▶ [Problem]:
Give back exactly the lines from the one containing "What does this" through the end of the records, including both, and no others.

▶ [Data entries]:

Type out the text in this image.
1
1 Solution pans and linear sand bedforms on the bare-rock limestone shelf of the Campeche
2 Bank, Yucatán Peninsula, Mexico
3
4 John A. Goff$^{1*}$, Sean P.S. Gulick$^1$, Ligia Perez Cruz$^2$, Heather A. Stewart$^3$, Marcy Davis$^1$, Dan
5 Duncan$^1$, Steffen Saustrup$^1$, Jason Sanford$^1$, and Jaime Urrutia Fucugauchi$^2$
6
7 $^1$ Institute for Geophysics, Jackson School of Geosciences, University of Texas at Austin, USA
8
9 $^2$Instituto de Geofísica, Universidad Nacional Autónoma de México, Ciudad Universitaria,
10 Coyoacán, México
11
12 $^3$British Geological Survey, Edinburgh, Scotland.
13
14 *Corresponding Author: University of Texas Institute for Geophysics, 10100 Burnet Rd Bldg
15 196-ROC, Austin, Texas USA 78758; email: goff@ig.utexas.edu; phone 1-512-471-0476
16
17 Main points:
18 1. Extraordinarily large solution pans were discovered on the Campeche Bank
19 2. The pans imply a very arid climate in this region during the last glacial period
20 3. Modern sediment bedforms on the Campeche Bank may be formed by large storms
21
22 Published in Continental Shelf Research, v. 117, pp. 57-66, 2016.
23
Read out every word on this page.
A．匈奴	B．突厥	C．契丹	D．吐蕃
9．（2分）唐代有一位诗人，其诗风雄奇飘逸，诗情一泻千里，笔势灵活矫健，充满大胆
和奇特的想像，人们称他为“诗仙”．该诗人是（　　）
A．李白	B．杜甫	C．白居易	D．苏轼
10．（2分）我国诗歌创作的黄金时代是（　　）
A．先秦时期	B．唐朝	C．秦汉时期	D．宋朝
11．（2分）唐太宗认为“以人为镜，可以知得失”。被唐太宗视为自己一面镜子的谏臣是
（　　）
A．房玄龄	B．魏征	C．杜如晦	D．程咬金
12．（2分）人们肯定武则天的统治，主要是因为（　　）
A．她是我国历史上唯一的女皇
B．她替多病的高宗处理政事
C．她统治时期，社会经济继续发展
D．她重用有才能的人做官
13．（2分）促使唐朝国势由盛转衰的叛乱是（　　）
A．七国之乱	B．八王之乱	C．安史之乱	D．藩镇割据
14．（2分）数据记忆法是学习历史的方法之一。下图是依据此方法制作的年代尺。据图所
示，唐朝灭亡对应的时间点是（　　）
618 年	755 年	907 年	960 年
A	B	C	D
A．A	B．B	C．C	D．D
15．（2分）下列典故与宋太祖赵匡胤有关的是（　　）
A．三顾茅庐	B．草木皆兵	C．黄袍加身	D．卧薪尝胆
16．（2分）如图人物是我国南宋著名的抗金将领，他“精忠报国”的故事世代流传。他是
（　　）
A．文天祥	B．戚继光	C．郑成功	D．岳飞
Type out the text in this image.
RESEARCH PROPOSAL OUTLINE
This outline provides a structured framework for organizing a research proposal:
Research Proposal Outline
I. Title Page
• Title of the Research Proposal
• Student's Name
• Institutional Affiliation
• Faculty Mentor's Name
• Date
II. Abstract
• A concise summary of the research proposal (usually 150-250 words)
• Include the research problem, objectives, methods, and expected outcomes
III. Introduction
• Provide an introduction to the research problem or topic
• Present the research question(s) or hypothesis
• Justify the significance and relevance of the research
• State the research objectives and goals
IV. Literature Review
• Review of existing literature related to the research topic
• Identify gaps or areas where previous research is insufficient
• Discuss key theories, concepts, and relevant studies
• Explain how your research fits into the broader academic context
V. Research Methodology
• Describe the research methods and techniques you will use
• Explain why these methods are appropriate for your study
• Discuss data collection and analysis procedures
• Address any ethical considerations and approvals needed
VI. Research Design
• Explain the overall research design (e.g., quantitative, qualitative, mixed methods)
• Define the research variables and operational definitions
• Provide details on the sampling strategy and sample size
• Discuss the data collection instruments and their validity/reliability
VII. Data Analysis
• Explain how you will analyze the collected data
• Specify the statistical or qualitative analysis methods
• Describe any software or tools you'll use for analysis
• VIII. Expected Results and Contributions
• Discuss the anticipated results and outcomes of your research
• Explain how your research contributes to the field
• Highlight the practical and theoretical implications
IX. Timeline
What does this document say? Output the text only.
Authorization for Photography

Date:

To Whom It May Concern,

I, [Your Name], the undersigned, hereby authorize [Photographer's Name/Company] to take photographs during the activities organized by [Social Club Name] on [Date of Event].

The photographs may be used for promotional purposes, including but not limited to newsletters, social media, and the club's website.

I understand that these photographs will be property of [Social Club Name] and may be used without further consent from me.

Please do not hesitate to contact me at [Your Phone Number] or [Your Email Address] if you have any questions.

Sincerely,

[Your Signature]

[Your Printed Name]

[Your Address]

▶ [Response for this exercise]:
What does this document say? Output the text only.
Authorization for Photography

Date:

To Whom It May Concern,

I, [Your Name], the undersigned, hereby authorize [Photographer's Name/Company] to take photographs during the activities organized by [Social Club Name] on [Date of Event].

The photographs may be used for promotional purposes, including but not limited to newsletters, social media, and the club's website.

I understand that these photographs will be property of [Social Club Name] and may be used without further consent from me.

Please do not hesitate to contact me at [Your Phone Number] or [Your Email Address] if you have any questions.

Sincerely,

[Your Signature]

[Your Printed Name]

[Your Address]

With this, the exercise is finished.